[Figure dataset records]
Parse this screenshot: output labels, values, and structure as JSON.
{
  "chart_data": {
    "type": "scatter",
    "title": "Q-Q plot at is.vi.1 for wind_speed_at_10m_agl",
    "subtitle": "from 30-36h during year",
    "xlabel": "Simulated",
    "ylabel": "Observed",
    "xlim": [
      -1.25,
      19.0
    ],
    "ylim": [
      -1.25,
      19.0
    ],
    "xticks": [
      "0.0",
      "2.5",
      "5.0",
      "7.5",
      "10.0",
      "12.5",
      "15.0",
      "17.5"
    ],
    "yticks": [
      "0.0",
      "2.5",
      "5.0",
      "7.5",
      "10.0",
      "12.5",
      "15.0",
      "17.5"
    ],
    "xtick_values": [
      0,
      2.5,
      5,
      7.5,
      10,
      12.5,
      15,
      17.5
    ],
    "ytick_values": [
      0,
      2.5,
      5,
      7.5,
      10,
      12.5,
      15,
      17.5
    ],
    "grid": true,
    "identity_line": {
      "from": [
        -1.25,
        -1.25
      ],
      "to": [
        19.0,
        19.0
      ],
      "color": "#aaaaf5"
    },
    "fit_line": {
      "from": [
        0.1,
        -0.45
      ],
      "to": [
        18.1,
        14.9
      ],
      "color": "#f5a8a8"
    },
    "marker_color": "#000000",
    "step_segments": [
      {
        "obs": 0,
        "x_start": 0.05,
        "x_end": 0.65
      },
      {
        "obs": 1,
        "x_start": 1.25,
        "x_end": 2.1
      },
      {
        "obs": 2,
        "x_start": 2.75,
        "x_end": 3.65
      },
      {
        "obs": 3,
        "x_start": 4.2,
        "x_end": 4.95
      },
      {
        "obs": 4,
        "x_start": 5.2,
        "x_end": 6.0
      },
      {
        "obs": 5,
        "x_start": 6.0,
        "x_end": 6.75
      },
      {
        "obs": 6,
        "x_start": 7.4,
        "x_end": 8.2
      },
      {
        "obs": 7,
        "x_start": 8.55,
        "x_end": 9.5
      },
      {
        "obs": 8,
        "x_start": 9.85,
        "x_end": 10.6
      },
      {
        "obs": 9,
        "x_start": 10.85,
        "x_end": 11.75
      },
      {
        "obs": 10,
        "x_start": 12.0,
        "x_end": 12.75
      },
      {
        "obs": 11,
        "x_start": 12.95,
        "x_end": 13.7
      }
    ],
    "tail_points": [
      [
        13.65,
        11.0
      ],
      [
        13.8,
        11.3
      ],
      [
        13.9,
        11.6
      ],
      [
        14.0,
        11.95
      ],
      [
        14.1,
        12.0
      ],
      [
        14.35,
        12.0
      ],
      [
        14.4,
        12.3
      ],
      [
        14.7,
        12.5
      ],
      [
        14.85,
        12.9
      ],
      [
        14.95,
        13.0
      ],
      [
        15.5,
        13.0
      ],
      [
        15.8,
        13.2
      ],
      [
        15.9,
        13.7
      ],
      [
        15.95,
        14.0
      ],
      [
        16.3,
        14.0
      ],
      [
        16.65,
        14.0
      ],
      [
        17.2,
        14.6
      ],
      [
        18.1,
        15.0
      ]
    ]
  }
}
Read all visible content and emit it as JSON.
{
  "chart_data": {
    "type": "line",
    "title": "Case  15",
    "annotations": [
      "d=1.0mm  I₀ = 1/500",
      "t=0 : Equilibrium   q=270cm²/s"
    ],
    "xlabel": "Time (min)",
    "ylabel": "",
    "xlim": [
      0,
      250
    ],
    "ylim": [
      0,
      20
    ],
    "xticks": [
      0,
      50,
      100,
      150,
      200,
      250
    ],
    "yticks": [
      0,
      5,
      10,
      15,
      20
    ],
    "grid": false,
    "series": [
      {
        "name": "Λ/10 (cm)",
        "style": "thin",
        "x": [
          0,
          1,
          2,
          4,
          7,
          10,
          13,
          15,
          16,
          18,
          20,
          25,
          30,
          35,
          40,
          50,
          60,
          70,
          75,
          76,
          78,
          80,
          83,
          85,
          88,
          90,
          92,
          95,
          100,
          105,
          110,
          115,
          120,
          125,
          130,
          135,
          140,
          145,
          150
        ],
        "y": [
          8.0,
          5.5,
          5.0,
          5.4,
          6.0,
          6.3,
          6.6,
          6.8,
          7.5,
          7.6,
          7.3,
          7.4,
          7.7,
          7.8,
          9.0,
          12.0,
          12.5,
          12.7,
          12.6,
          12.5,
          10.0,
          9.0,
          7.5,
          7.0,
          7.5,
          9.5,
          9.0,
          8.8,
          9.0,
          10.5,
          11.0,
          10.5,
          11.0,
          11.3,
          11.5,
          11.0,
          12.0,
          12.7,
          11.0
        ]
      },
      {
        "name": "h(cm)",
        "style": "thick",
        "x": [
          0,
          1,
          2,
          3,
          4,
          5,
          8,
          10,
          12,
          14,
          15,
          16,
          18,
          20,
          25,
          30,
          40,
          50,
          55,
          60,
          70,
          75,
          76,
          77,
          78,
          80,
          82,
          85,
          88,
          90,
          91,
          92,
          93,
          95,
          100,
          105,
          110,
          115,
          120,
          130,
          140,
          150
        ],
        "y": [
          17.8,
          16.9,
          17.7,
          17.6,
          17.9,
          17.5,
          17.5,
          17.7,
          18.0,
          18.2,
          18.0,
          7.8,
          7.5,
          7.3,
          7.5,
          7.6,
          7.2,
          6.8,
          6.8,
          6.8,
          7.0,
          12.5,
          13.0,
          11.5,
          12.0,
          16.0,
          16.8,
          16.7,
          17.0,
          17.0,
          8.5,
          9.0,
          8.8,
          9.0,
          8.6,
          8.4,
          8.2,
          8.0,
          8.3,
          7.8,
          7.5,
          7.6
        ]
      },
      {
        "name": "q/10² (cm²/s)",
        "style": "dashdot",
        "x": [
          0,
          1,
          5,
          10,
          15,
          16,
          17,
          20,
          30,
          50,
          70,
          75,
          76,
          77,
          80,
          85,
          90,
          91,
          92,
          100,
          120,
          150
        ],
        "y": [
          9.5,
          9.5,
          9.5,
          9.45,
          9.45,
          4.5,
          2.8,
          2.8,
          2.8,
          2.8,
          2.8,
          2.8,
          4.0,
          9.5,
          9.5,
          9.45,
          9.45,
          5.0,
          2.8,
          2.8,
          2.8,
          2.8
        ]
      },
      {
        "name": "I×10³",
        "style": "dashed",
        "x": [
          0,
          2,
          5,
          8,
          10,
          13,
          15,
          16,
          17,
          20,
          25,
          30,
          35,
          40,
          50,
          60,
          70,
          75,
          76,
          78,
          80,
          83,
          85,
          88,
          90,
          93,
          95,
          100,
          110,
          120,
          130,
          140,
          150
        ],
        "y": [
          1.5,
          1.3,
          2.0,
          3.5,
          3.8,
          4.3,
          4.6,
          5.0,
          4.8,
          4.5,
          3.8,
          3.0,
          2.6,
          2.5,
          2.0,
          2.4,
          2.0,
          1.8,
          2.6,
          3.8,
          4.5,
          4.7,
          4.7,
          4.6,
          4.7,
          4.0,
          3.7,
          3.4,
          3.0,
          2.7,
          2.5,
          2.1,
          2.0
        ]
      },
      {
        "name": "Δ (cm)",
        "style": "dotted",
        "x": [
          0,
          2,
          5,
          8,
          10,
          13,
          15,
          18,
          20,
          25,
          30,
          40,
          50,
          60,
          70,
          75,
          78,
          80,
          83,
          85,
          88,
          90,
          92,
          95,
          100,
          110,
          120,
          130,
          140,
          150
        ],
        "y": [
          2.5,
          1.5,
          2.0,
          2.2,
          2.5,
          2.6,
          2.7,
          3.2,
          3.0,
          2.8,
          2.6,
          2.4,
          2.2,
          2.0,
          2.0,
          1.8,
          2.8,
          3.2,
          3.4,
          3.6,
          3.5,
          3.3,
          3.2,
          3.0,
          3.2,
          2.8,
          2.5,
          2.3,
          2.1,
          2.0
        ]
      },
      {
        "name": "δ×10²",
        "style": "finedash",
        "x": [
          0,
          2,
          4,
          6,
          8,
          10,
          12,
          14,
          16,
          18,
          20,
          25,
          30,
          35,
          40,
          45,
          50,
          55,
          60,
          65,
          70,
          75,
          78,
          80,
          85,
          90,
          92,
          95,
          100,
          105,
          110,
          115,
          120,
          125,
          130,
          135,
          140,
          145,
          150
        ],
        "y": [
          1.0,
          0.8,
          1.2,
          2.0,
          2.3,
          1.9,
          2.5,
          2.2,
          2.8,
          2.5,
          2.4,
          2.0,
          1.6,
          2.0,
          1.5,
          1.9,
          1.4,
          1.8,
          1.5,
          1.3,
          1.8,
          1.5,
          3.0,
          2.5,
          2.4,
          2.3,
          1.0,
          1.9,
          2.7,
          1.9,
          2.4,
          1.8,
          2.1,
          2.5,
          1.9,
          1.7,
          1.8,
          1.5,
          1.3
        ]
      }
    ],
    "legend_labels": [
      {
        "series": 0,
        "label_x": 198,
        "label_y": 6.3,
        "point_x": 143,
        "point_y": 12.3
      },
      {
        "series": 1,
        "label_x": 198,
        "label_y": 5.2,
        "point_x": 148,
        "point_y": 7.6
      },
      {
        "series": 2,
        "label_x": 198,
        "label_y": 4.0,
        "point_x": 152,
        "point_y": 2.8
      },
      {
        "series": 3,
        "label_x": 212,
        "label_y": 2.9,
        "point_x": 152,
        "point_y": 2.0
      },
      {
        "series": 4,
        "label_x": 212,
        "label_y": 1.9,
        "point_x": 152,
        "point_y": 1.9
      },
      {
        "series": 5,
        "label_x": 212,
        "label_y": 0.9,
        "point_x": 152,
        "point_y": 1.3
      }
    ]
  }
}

### Requirements
Write down only the number of lines that contain the string "style" in the listing.

### Solution for this task
6